I feel like this is just about the worst thing you can do in a MGS game. The games revolve around cinematic style storytelling. When you skip the cutscenes (and the codec conversations, assuming you did so) it must feel like you're playing in a strange sort of vacuum -- I would have absolutely no idea what was going on or who many of the characters even were if I constantly skipped scenes. MGS without the storytelling is...a very hollow experience, surely. 

Kojima does tend to get quite a lot of criticism for his lengthy cutscenes (and even I grew impatient during some of them in MGS4) but I think they basically give the games their heart. Without them I wouldn't be interested in playing at all.


----------



## bloodplzkthxlol (Feb 15, 2013)

if i wanted to watch a movie i'd watch a god damn movie. i want to PLAY the game, not watch it. i didn't skip all. just the ones i didn't care about at all.


----------



## James (Feb 15, 2013)

Twin Snakes is a soulless remake. Replacing the original's powerful music with mostly garbage? Cheers for that.

MGS2 was: "Whoa, why the fuck am I this guy?" and "None of this makes any sense at all."


----------



## Jon Snow (Feb 15, 2013)

quick answer:

MGS2 is really good. haters only mad cuz they didnt play as Snake the entire game.

The Twin Snakes is too hollywood. And the incorporated MGS2 control scheme with first person and all that doesn't fit Shadow Moses at all.


----------



## bloodplzkthxlol (Feb 15, 2013)

i tried giving raiden a chance. i honestly really did. but i just kept finding him lame.


----------



## Byrd (Feb 16, 2013)

Raiden was alright... he wasn't as terrible as people made him to be... MGS2 was a excellent game... The One part fighting beside Snake was amazing as well as trying to take his dog tags

Although it was nowhere near the in genius of MSG3


----------



## God Hand (Feb 16, 2013)

The only reason I like MGS2, was because of Olga and her hairy armpits


----------



## The World (Feb 16, 2013)

Grey Fox with original voice.

[YOUTUBE]http://www.youtube.com/watch?v=M_aSxZ0HYPU[/YOUTUBE]


----------



## Ultimania (Feb 16, 2013)

@OP:


----------



## Nardo6670 (Feb 16, 2013)

I am, captain obvious.^


----------



## The810kid (Feb 17, 2013)

MGS 2 is probably my favorite one to replay the variety of things you could do such as bomb disposal the picture taking or Ray escorting E.E the swimming oarts infiltration with disguise all were unique.


----------



## Zaelapolopollo (Feb 22, 2013)

God Hand said:


> The only reason I like MGS2, was because of Olga and her hairy armpits



Olga's pretty awesome.

**Listed records**
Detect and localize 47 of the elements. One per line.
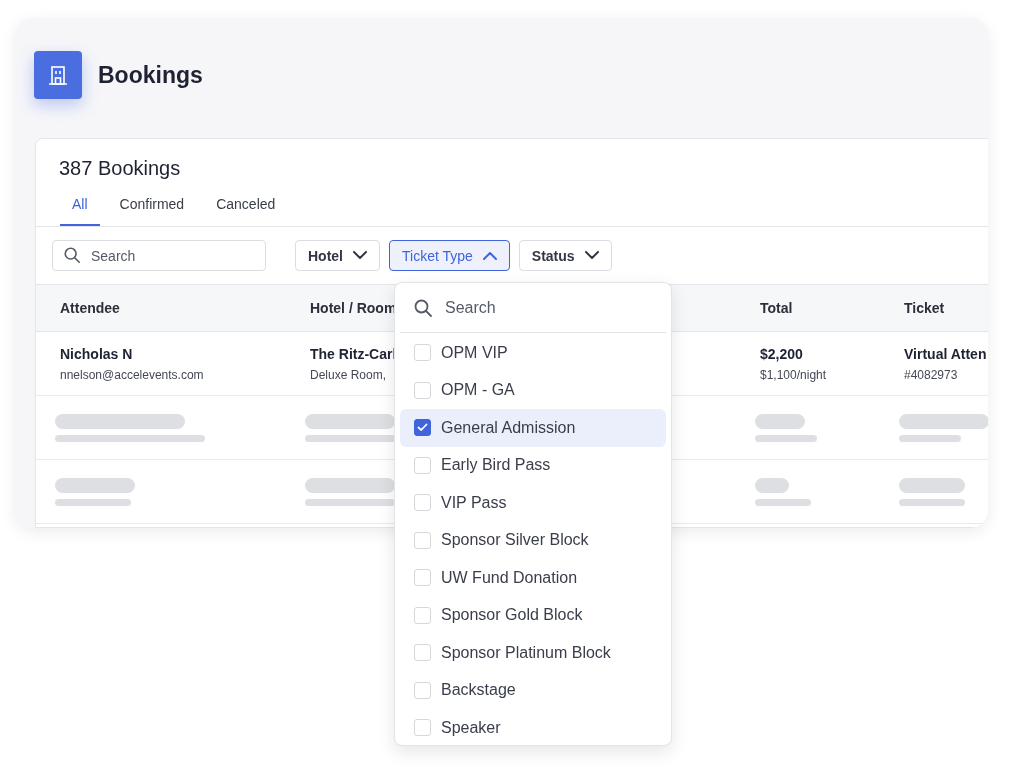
---
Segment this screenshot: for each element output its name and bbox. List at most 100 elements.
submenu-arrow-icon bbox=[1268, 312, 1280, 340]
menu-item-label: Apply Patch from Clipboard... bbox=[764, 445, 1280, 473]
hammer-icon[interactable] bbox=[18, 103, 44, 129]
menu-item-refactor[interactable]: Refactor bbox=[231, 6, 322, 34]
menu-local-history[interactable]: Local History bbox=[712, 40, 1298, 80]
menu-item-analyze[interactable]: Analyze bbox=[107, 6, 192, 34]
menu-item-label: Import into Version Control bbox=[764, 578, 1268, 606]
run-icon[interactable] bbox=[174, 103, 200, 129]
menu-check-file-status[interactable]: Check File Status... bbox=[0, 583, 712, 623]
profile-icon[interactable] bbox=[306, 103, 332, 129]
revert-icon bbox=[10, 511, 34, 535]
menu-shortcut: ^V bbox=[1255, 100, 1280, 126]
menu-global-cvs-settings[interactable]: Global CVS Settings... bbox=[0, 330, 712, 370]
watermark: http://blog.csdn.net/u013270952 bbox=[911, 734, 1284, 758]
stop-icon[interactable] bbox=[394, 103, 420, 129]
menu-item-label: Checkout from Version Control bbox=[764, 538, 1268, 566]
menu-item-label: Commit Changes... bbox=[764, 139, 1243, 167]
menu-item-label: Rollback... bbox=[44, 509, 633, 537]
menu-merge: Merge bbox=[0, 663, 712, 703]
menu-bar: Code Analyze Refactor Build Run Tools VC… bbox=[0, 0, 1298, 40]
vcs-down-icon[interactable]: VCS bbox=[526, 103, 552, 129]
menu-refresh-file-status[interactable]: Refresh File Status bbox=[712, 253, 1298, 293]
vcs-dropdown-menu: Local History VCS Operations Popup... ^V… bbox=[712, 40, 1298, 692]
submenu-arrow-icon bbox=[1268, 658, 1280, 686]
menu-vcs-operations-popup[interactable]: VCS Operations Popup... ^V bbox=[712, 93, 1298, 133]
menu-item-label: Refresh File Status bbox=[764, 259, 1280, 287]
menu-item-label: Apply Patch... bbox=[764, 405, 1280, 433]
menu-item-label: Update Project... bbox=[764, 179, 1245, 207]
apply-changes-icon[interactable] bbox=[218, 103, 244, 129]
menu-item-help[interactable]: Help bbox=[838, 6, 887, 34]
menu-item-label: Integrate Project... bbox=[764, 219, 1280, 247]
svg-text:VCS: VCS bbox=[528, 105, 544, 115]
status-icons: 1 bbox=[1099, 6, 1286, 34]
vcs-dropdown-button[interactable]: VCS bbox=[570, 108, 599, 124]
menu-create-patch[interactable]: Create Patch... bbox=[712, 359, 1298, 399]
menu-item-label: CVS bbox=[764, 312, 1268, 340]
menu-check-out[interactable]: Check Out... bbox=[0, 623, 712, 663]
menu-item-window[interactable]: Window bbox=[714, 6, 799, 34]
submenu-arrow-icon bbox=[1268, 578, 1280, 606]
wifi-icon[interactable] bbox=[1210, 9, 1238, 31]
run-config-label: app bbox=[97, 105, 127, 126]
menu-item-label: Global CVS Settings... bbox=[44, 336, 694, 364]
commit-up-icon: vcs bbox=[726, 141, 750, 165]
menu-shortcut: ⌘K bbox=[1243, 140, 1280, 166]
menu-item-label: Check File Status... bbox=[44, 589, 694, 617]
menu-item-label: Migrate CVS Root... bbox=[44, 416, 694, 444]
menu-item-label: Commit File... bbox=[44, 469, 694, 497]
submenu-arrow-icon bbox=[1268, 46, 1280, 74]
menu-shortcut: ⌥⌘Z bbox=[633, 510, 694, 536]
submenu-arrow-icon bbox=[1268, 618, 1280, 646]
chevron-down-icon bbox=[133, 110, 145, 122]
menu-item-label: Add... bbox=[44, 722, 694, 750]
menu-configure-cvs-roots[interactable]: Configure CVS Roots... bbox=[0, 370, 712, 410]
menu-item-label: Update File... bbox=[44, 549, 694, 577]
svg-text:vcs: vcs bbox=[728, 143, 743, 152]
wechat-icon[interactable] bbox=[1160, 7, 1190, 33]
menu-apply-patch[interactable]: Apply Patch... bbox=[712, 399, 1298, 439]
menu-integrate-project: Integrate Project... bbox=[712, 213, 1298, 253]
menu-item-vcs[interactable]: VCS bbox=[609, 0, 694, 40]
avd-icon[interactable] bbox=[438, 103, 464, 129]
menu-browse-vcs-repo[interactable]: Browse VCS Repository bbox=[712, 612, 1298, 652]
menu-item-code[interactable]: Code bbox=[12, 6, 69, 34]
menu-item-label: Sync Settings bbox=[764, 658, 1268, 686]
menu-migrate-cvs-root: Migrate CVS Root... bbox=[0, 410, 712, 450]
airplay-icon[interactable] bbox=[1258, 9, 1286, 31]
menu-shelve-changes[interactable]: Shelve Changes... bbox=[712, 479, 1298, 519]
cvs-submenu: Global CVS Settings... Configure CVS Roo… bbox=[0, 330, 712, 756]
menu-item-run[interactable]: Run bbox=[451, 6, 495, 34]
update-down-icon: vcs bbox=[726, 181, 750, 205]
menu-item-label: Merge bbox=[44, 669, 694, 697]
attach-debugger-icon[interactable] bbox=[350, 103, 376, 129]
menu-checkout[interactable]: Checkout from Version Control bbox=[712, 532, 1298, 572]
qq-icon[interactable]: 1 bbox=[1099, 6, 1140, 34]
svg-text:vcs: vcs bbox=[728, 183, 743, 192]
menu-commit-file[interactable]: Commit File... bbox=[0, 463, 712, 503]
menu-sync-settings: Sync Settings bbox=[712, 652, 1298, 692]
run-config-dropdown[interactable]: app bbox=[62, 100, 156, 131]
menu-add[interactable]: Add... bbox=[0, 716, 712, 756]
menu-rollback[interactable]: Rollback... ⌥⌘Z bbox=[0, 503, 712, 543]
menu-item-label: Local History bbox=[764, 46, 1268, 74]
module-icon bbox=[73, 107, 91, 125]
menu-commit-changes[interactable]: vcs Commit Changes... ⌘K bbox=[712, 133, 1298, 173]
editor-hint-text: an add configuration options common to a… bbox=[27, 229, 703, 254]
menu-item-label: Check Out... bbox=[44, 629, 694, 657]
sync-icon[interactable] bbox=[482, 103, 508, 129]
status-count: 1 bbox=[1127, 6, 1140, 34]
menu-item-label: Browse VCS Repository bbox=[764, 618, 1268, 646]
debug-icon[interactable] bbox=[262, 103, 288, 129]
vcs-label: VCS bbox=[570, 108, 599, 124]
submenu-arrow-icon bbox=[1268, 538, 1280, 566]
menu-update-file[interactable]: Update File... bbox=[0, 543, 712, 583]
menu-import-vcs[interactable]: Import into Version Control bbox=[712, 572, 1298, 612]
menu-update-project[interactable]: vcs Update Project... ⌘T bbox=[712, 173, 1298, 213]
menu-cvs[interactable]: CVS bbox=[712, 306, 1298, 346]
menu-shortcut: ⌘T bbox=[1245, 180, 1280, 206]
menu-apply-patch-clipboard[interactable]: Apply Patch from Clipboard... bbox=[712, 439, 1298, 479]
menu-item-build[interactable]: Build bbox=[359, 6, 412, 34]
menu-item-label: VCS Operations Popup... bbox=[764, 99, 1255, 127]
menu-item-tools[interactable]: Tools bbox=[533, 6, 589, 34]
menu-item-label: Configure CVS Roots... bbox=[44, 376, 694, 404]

**What to do**
Transcribe the part of the Metal Gear Solid forum thread from "Twin Snakes is a" to "the entire game.".

**Solution**
Twin Snakes is a soulless remake. Replacing the original's powerful music with mostly garbage? Cheers for that.

MGS2 was: "Whoa, why the fuck am I this guy?" and "None of this makes any sense at all."


----------



## Jon Snow (Feb 15, 2013)

quick answer:

MGS2 is really good. haters only mad cuz they didnt play as Snake the entire game.